> Goal of the exercise: Find the lines that include the string "futuro" and report how many there are. Give no other text.

> Record set:
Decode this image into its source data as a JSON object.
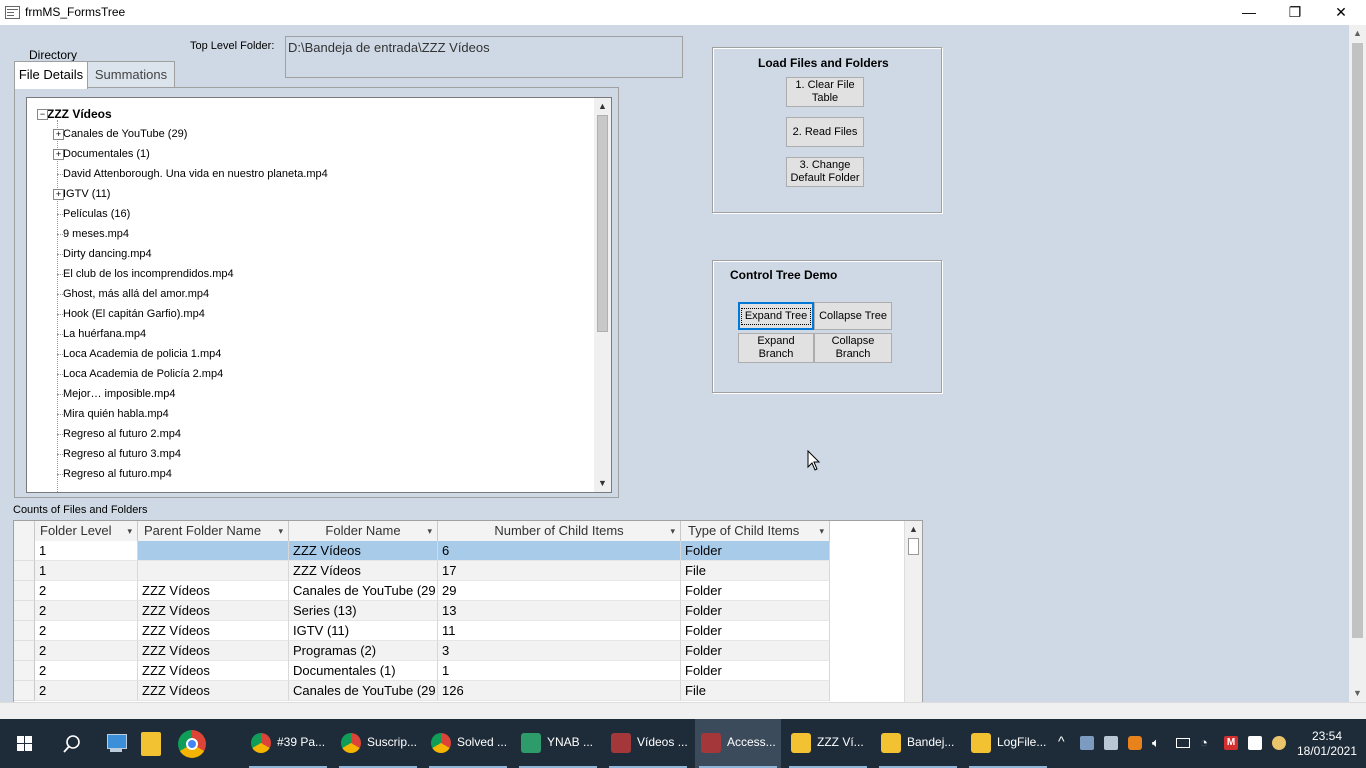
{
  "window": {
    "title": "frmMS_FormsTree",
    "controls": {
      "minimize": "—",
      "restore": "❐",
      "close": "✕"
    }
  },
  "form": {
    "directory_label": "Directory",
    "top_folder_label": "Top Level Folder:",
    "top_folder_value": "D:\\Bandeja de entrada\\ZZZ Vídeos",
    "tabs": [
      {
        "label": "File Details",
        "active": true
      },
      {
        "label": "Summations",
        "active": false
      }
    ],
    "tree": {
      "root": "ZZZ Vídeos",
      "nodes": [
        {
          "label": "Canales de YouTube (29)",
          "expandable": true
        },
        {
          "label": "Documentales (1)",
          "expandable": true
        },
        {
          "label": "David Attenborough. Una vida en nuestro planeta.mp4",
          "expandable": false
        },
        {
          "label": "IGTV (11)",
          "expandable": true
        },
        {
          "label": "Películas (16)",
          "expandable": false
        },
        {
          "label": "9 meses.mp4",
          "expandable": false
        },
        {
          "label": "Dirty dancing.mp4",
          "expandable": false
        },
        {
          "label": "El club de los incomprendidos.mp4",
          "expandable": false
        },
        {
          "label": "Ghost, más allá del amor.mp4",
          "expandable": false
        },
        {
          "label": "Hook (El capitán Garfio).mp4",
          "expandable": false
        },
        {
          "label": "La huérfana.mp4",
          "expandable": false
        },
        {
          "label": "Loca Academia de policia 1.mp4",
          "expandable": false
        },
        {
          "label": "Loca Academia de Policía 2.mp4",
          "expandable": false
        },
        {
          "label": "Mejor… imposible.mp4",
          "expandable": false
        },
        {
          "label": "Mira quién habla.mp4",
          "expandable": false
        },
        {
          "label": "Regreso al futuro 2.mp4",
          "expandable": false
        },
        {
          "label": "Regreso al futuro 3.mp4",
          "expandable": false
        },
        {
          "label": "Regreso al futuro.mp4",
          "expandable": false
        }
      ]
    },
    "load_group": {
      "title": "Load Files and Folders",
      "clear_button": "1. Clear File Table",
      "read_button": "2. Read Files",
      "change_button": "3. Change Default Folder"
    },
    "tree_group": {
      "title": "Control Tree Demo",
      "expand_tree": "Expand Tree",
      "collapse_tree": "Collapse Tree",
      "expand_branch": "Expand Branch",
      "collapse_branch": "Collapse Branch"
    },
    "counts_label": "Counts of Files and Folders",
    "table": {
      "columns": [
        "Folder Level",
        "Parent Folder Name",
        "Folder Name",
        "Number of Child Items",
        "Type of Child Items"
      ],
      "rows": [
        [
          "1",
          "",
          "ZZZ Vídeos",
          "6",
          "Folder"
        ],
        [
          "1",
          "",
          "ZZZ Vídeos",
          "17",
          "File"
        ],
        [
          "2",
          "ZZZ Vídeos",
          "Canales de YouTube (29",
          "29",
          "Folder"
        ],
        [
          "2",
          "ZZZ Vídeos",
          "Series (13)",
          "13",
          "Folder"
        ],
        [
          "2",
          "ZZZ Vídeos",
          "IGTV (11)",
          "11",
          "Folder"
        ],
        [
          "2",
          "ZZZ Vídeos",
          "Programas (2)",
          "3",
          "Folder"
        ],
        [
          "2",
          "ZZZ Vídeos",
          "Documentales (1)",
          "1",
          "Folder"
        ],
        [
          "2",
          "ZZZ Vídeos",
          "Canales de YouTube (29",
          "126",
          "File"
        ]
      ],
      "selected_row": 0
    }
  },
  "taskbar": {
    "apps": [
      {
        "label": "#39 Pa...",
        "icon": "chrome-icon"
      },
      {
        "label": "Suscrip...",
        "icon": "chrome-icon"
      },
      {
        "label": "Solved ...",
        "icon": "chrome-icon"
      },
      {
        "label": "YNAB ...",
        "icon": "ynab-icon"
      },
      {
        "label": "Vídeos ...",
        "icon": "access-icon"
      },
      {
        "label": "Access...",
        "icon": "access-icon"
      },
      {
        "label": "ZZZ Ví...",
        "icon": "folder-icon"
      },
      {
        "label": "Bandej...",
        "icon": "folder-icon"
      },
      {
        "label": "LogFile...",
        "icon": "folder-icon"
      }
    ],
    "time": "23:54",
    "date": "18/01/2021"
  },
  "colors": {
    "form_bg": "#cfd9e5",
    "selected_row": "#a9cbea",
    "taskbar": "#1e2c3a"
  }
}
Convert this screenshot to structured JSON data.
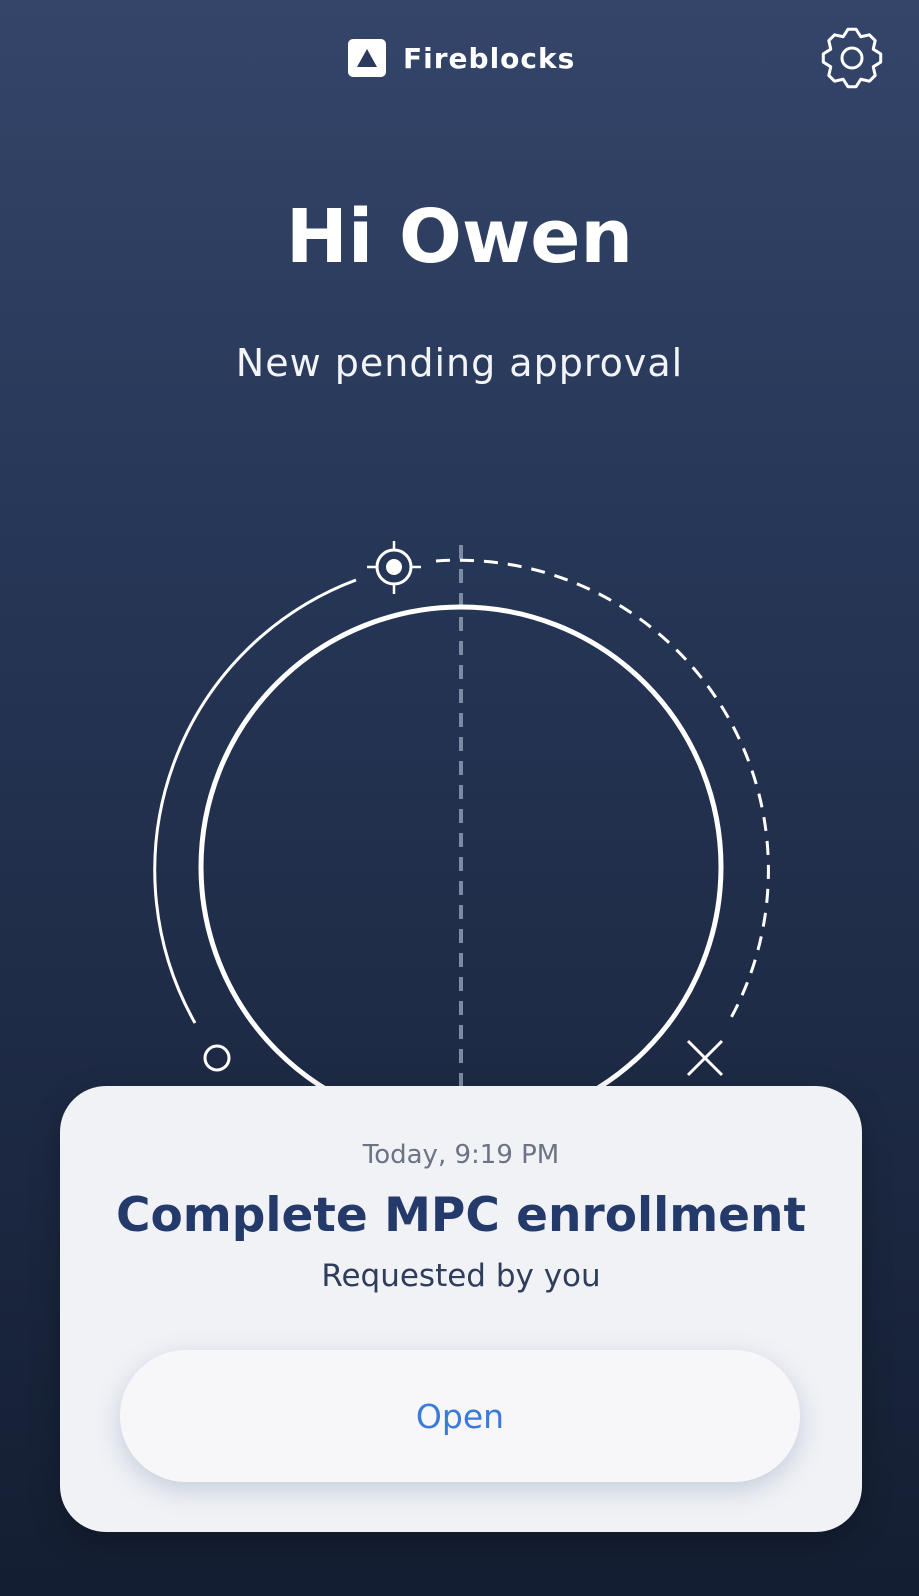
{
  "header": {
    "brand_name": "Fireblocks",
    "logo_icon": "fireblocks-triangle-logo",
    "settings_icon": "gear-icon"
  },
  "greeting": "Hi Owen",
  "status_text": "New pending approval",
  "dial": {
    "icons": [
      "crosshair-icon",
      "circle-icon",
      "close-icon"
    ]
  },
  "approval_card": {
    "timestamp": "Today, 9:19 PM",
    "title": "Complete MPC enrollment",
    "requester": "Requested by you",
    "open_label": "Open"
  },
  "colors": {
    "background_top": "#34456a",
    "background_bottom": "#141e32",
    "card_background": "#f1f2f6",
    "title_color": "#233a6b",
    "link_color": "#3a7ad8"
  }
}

> Reply to the exercise: 3